Input →
***

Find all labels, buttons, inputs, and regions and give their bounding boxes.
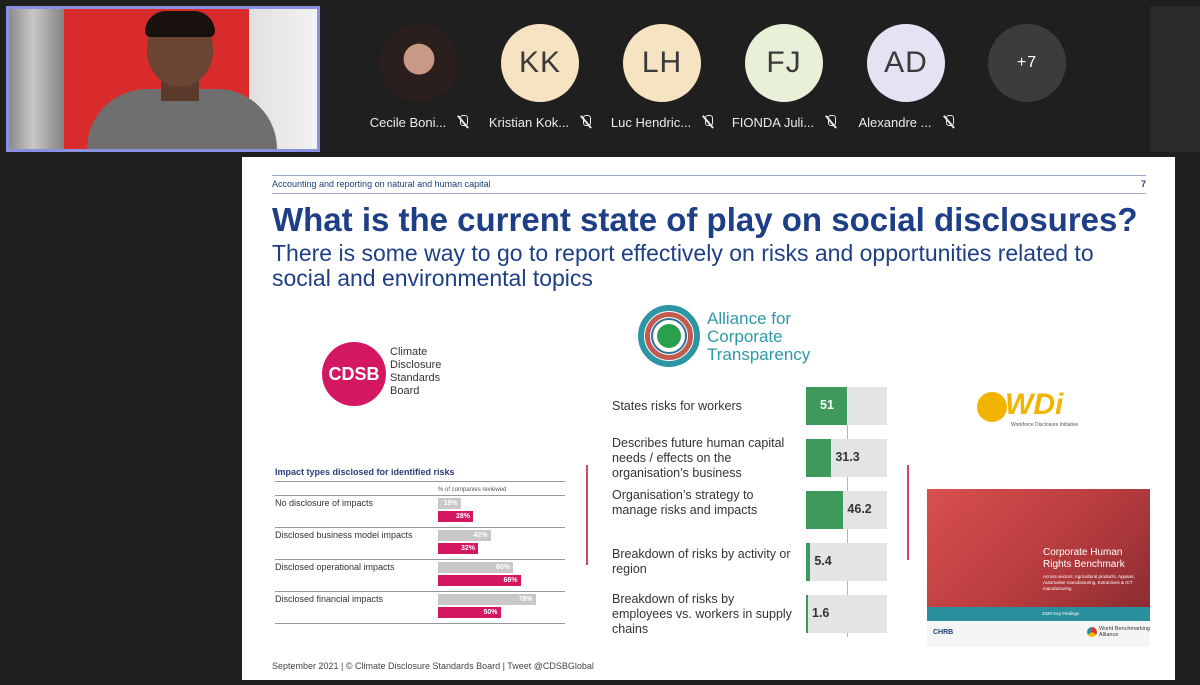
chart-row-rule (275, 591, 565, 592)
impact-bar-current: 32% (438, 543, 478, 554)
chart-row-rule (275, 495, 565, 496)
cover-photo (927, 489, 1150, 607)
slide-subtitle: There is some way to go to report effect… (272, 240, 1094, 291)
act-logo-name: Alliance for Corporate Transparency (707, 309, 811, 364)
side-panel (1150, 6, 1200, 152)
section-divider (907, 465, 909, 560)
participant-name: FIONDA Juli... (731, 114, 815, 130)
participant-avatar: FJ (745, 24, 823, 102)
active-speaker-video[interactable] (6, 6, 320, 152)
header-rule (272, 193, 1146, 194)
act-bar-value: 51 (820, 398, 834, 412)
impact-bar-prior: 78% (438, 594, 536, 605)
cdsb-logo-mark: CDSB (322, 342, 386, 406)
header-rule (272, 175, 1146, 176)
act-row-label: States risks for workers (612, 398, 742, 413)
impact-chart-axis-label: % of companies reviewed (438, 487, 507, 493)
act-bar-value: 1.6 (812, 606, 830, 620)
participant-avatar: LH (623, 24, 701, 102)
impact-bar-prior: 42% (438, 530, 491, 541)
act-bar (806, 387, 848, 425)
section-divider (586, 465, 588, 565)
participant-avatar: KK (501, 24, 579, 102)
chart-row-rule (275, 623, 565, 624)
act-bar-chart: States risks for workers 51 Describes futu… (612, 387, 902, 637)
impact-row-label: Disclosed operational impacts (275, 562, 395, 572)
wdi-logo-mark (977, 392, 1007, 422)
speaker-hair (145, 11, 215, 37)
act-bar-track (806, 595, 887, 633)
participant-tile[interactable]: Cecile Boni... (360, 20, 480, 140)
act-bar-value: 46.2 (847, 502, 872, 516)
participant-photo (380, 24, 458, 102)
impact-bar-current: 28% (438, 511, 473, 522)
slide-header: Accounting and reporting on natural and … (272, 175, 1146, 194)
impact-row-label: No disclosure of impacts (275, 498, 374, 508)
impact-row-label: Disclosed business model impacts (275, 530, 413, 540)
impact-bar-prior: 18% (438, 498, 461, 509)
mic-muted-icon (579, 115, 593, 129)
slide-footer: September 2021 | © Climate Disclosure St… (272, 661, 594, 671)
impact-bar-prior: 60% (438, 562, 513, 573)
wdi-logo: WDi Workforce Disclosure Initiative (977, 388, 1087, 432)
shared-slide: Accounting and reporting on natural and … (242, 157, 1175, 680)
participant-tile[interactable]: FJ FIONDA Juli... (725, 20, 845, 140)
act-bar (806, 439, 832, 477)
wba-logo-mark (1087, 627, 1097, 637)
impact-bar-current: 66% (438, 575, 521, 586)
act-row-label: Breakdown of risks by employees vs. work… (612, 591, 792, 636)
act-bar (806, 595, 808, 633)
act-bar-value: 31.3 (835, 450, 860, 464)
slide-title: What is the current state of play on soc… (272, 201, 1138, 238)
mic-muted-icon (942, 115, 956, 129)
mic-muted-icon (701, 115, 715, 129)
impact-types-chart: Impact types disclosed for identified ri… (275, 467, 565, 632)
chrb-title: Corporate Human Rights Benchmark (1043, 547, 1125, 570)
participant-strip: Cecile Boni... KK Kristian Kok... LH Luc… (360, 20, 1140, 140)
video-background (9, 9, 69, 149)
participant-tile[interactable]: KK Kristian Kok... (481, 20, 601, 140)
participant-name: Luc Hendric... (610, 114, 692, 130)
chart-row-rule (275, 559, 565, 560)
wdi-logo-text: WDi (1005, 388, 1064, 421)
chrb-band-text: 2020 Key Findings (1042, 611, 1080, 616)
participant-name: Kristian Kok... (488, 114, 570, 130)
act-logo-mark (645, 312, 693, 360)
participant-tile[interactable]: LH Luc Hendric... (603, 20, 723, 140)
act-row-label: Breakdown of risks by activity or region (612, 547, 791, 576)
cdsb-logo: CDSB Climate Disclosure Standards Board (322, 342, 522, 407)
chart-row-rule (275, 527, 565, 528)
participant-tile[interactable]: AD Alexandre ... (847, 20, 967, 140)
mic-muted-icon (824, 115, 838, 129)
impact-row-label: Disclosed financial impacts (275, 594, 384, 604)
act-logo-mark (653, 320, 685, 352)
more-participants-count: +7 (988, 24, 1066, 102)
act-bar-value: 5.4 (814, 554, 832, 568)
impact-chart-title: Impact types disclosed for identified ri… (275, 467, 455, 477)
slide-section-title: Accounting and reporting on natural and … (272, 179, 491, 189)
participant-avatar: AD (867, 24, 945, 102)
cdsb-logo-name: Climate Disclosure Standards Board (390, 346, 442, 397)
act-row-label: Describes future human capital needs / e… (612, 435, 785, 480)
act-bar-track (806, 543, 887, 581)
act-logo: Alliance for Corporate Transparency (638, 305, 838, 370)
participant-name: Cecile Boni... (369, 114, 447, 130)
chrb-sectors: Across sectors: Agricultural products, A… (1043, 574, 1135, 591)
more-participants-tile[interactable]: +7 (968, 20, 1088, 140)
chrb-logo: CHRB (933, 629, 954, 636)
impact-bar-current: 50% (438, 607, 501, 618)
wba-logo: World Benchmarking Alliance (1099, 626, 1150, 638)
participant-name: Alexandre ... (858, 114, 932, 130)
act-bar (806, 543, 811, 581)
wdi-tagline: Workforce Disclosure Initiative (1011, 422, 1079, 428)
slide-page-number: 7 (1140, 179, 1146, 189)
act-bar (806, 491, 844, 529)
act-logo-mark (638, 305, 700, 367)
chrb-band: 2020 Key Findings (927, 607, 1150, 621)
chart-rule (275, 481, 565, 482)
mic-muted-icon (456, 115, 470, 129)
act-row-label: Organisation’s strategy to manage risks … (612, 487, 758, 517)
chrb-report-cover: Corporate Human Rights Benchmark Across … (927, 489, 1150, 647)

***

Rewrite all the records with every "impact-bar-prior" renamed to "impact-bar-previous" and everything else unchanged. Leave the pictures out of your answer.

Find all labels, buttons, inputs, and regions and give their bounding boxes.
chart-row-rule (275, 591, 565, 592)
impact-bar-current: 32% (438, 543, 478, 554)
chart-row-rule (275, 495, 565, 496)
cover-photo (927, 489, 1150, 607)
slide-subtitle: There is some way to go to report effect… (272, 240, 1094, 291)
act-logo-name: Alliance for Corporate Transparency (707, 309, 811, 364)
side-panel (1150, 6, 1200, 152)
section-divider (907, 465, 909, 560)
participant-name: FIONDA Juli... (731, 114, 815, 130)
participant-avatar: FJ (745, 24, 823, 102)
active-speaker-video[interactable] (6, 6, 320, 152)
header-rule (272, 193, 1146, 194)
act-bar-value: 51 (820, 398, 834, 412)
impact-bar-previous: 78% (438, 594, 536, 605)
cdsb-logo-mark: CDSB (322, 342, 386, 406)
header-rule (272, 175, 1146, 176)
act-row-label: States risks for workers (612, 398, 742, 413)
impact-chart-axis-label: % of companies reviewed (438, 487, 507, 493)
act-bar-value: 1.6 (812, 606, 830, 620)
participant-avatar: LH (623, 24, 701, 102)
impact-bar-previous: 42% (438, 530, 491, 541)
act-bar (806, 387, 848, 425)
section-divider (586, 465, 588, 565)
participant-avatar: KK (501, 24, 579, 102)
chart-row-rule (275, 623, 565, 624)
act-bar-chart: States risks for workers 51 Describes futu… (612, 387, 902, 637)
impact-row-label: Disclosed operational impacts (275, 562, 395, 572)
wdi-logo-mark (977, 392, 1007, 422)
speaker-hair (145, 11, 215, 37)
act-bar-track (806, 595, 887, 633)
participant-tile[interactable]: Cecile Boni... (360, 20, 480, 140)
act-bar-value: 46.2 (847, 502, 872, 516)
participant-photo (380, 24, 458, 102)
impact-bar-current: 28% (438, 511, 473, 522)
slide-header: Accounting and reporting on natural and … (272, 175, 1146, 194)
impact-row-label: No disclosure of impacts (275, 498, 374, 508)
impact-row-label: Disclosed business model impacts (275, 530, 413, 540)
impact-bar-previous: 18% (438, 498, 461, 509)
mic-muted-icon (579, 115, 593, 129)
slide-footer: September 2021 | © Climate Disclosure St… (272, 661, 594, 671)
impact-bar-previous: 60% (438, 562, 513, 573)
wdi-logo: WDi Workforce Disclosure Initiative (977, 388, 1087, 432)
shared-slide: Accounting and reporting on natural and … (242, 157, 1175, 680)
participant-tile[interactable]: FJ FIONDA Juli... (725, 20, 845, 140)
act-bar (806, 439, 832, 477)
wba-logo-mark (1087, 627, 1097, 637)
impact-bar-current: 66% (438, 575, 521, 586)
act-row-label: Breakdown of risks by employees vs. work… (612, 591, 792, 636)
act-bar (806, 595, 808, 633)
act-bar-value: 31.3 (835, 450, 860, 464)
slide-title: What is the current state of play on soc… (272, 201, 1138, 238)
mic-muted-icon (942, 115, 956, 129)
mic-muted-icon (701, 115, 715, 129)
impact-types-chart: Impact types disclosed for identified ri… (275, 467, 565, 632)
chrb-title: Corporate Human Rights Benchmark (1043, 547, 1125, 570)
participant-strip: Cecile Boni... KK Kristian Kok... LH Luc… (360, 20, 1140, 140)
video-background (9, 9, 69, 149)
participant-tile[interactable]: KK Kristian Kok... (481, 20, 601, 140)
participant-name: Luc Hendric... (610, 114, 692, 130)
chart-row-rule (275, 559, 565, 560)
wdi-logo-text: WDi (1005, 388, 1064, 421)
chrb-band-text: 2020 Key Findings (1042, 611, 1080, 616)
participant-name: Kristian Kok... (488, 114, 570, 130)
act-logo-mark (645, 312, 693, 360)
participant-tile[interactable]: LH Luc Hendric... (603, 20, 723, 140)
act-row-label: Breakdown of risks by activity or region (612, 547, 791, 576)
cdsb-logo: CDSB Climate Disclosure Standards Board (322, 342, 522, 407)
chart-row-rule (275, 527, 565, 528)
participant-tile[interactable]: AD Alexandre ... (847, 20, 967, 140)
mic-muted-icon (824, 115, 838, 129)
impact-row-label: Disclosed financial impacts (275, 594, 384, 604)
act-logo-mark (653, 320, 685, 352)
more-participants-count: +7 (988, 24, 1066, 102)
act-bar-value: 5.4 (814, 554, 832, 568)
impact-chart-title: Impact types disclosed for identified ri… (275, 467, 455, 477)
slide-section-title: Accounting and reporting on natural and … (272, 179, 491, 189)
participant-avatar: AD (867, 24, 945, 102)
cdsb-logo-name: Climate Disclosure Standards Board (390, 346, 442, 397)
act-row-label: Describes future human capital needs / e… (612, 435, 785, 480)
act-bar-track (806, 543, 887, 581)
act-logo: Alliance for Corporate Transparency (638, 305, 838, 370)
participant-name: Cecile Boni... (369, 114, 447, 130)
chrb-sectors: Across sectors: Agricultural products, A… (1043, 574, 1135, 591)
more-participants-tile[interactable]: +7 (968, 20, 1088, 140)
chrb-logo: CHRB (933, 629, 954, 636)
impact-bar-current: 50% (438, 607, 501, 618)
wba-logo: World Benchmarking Alliance (1099, 626, 1150, 638)
participant-name: Alexandre ... (858, 114, 932, 130)
act-bar (806, 543, 811, 581)
wdi-tagline: Workforce Disclosure Initiative (1011, 422, 1079, 428)
slide-page-number: 7 (1140, 179, 1146, 189)
act-bar (806, 491, 844, 529)
act-logo-mark (638, 305, 700, 367)
chrb-band: 2020 Key Findings (927, 607, 1150, 621)
chart-rule (275, 481, 565, 482)
mic-muted-icon (456, 115, 470, 129)
act-row-label: Organisation’s strategy to manage risks … (612, 487, 758, 517)
chrb-report-cover: Corporate Human Rights Benchmark Across … (927, 489, 1150, 647)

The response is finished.